Supplied information>
○ ○ ○

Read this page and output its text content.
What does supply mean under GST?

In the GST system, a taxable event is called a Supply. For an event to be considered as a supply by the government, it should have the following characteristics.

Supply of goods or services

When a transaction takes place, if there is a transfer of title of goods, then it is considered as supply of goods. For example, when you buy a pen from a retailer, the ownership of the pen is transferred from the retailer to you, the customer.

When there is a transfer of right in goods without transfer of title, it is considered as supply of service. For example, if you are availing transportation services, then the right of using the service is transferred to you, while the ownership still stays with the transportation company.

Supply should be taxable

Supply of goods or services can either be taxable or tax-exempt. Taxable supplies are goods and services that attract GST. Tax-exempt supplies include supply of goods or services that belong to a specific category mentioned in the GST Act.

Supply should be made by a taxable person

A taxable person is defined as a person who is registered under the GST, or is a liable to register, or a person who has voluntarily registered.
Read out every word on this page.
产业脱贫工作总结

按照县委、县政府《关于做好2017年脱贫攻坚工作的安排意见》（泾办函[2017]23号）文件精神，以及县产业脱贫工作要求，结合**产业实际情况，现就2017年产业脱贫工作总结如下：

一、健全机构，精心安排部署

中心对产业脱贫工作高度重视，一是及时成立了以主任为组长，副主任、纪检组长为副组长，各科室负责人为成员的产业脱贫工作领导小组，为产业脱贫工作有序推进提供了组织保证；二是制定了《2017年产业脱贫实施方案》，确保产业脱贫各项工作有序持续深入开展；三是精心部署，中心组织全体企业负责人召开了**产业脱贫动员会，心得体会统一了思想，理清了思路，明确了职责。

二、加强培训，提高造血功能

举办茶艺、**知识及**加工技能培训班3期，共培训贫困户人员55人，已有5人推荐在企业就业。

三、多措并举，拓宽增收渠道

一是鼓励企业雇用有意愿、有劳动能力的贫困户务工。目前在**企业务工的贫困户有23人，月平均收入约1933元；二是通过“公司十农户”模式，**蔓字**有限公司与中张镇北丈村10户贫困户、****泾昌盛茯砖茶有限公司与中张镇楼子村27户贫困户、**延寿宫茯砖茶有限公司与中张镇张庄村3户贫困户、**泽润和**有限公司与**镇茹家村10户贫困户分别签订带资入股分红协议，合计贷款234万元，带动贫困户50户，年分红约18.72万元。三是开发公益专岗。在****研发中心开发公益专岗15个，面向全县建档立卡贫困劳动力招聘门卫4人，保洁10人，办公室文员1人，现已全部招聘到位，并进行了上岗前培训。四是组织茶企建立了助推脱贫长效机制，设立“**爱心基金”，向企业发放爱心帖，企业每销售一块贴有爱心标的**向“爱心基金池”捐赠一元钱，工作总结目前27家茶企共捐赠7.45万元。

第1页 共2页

○ ○ ○

Directions> Write out the material from the first line to the last, exactly.

Answer in full>
Read this page and output its text content.
What does supply mean under GST?

In the GST system, a taxable event is called a Supply. For an event to be considered as a supply by the government, it should have the following characteristics.

Supply of goods or services

When a transaction takes place, if there is a transfer of title of goods, then it is considered as supply of goods. For example, when you buy a pen from a retailer, the ownership of the pen is transferred from the retailer to you, the customer.

When there is a transfer of right in goods without transfer of title, it is considered as supply of service. For example, if you are availing transportation services, then the right of using the service is transferred to you, while the ownership still stays with the transportation company.

Supply should be taxable

Supply of goods or services can either be taxable or tax-exempt. Taxable supplies are goods and services that attract GST. Tax-exempt supplies include supply of goods or services that belong to a specific category mentioned in the GST Act.

Supply should be made by a taxable person

A taxable person is defined as a person who is registered under the GST, or is a liable to register, or a person who has voluntarily registered.
Read out every word on this page.
产业脱贫工作总结

按照县委、县政府《关于做好2017年脱贫攻坚工作的安排意见》（泾办函[2017]23号）文件精神，以及县产业脱贫工作要求，结合**产业实际情况，现就2017年产业脱贫工作总结如下：

一、健全机构，精心安排部署

中心对产业脱贫工作高度重视，一是及时成立了以主任为组长，副主任、纪检组长为副组长，各科室负责人为成员的产业脱贫工作领导小组，为产业脱贫工作有序推进提供了组织保证；二是制定了《2017年产业脱贫实施方案》，确保产业脱贫各项工作有序持续深入开展；三是精心部署，中心组织全体企业负责人召开了**产业脱贫动员会，心得体会统一了思想，理清了思路，明确了职责。

二、加强培训，提高造血功能

举办茶艺、**知识及**加工技能培训班3期，共培训贫困户人员55人，已有5人推荐在企业就业。

三、多措并举，拓宽增收渠道

一是鼓励企业雇用有意愿、有劳动能力的贫困户务工。目前在**企业务工的贫困户有23人，月平均收入约1933元；二是通过“公司十农户”模式，**蔓字**有限公司与中张镇北丈村10户贫困户、****泾昌盛茯砖茶有限公司与中张镇楼子村27户贫困户、**延寿宫茯砖茶有限公司与中张镇张庄村3户贫困户、**泽润和**有限公司与**镇茹家村10户贫困户分别签订带资入股分红协议，合计贷款234万元，带动贫困户50户，年分红约18.72万元。三是开发公益专岗。在****研发中心开发公益专岗15个，面向全县建档立卡贫困劳动力招聘门卫4人，保洁10人，办公室文员1人，现已全部招聘到位，并进行了上岗前培训。四是组织茶企建立了助推脱贫长效机制，设立“**爱心基金”，向企业发放爱心帖，企业每销售一块贴有爱心标的**向“爱心基金池”捐赠一元钱，工作总结目前27家茶企共捐赠7.45万元。

第1页 共2页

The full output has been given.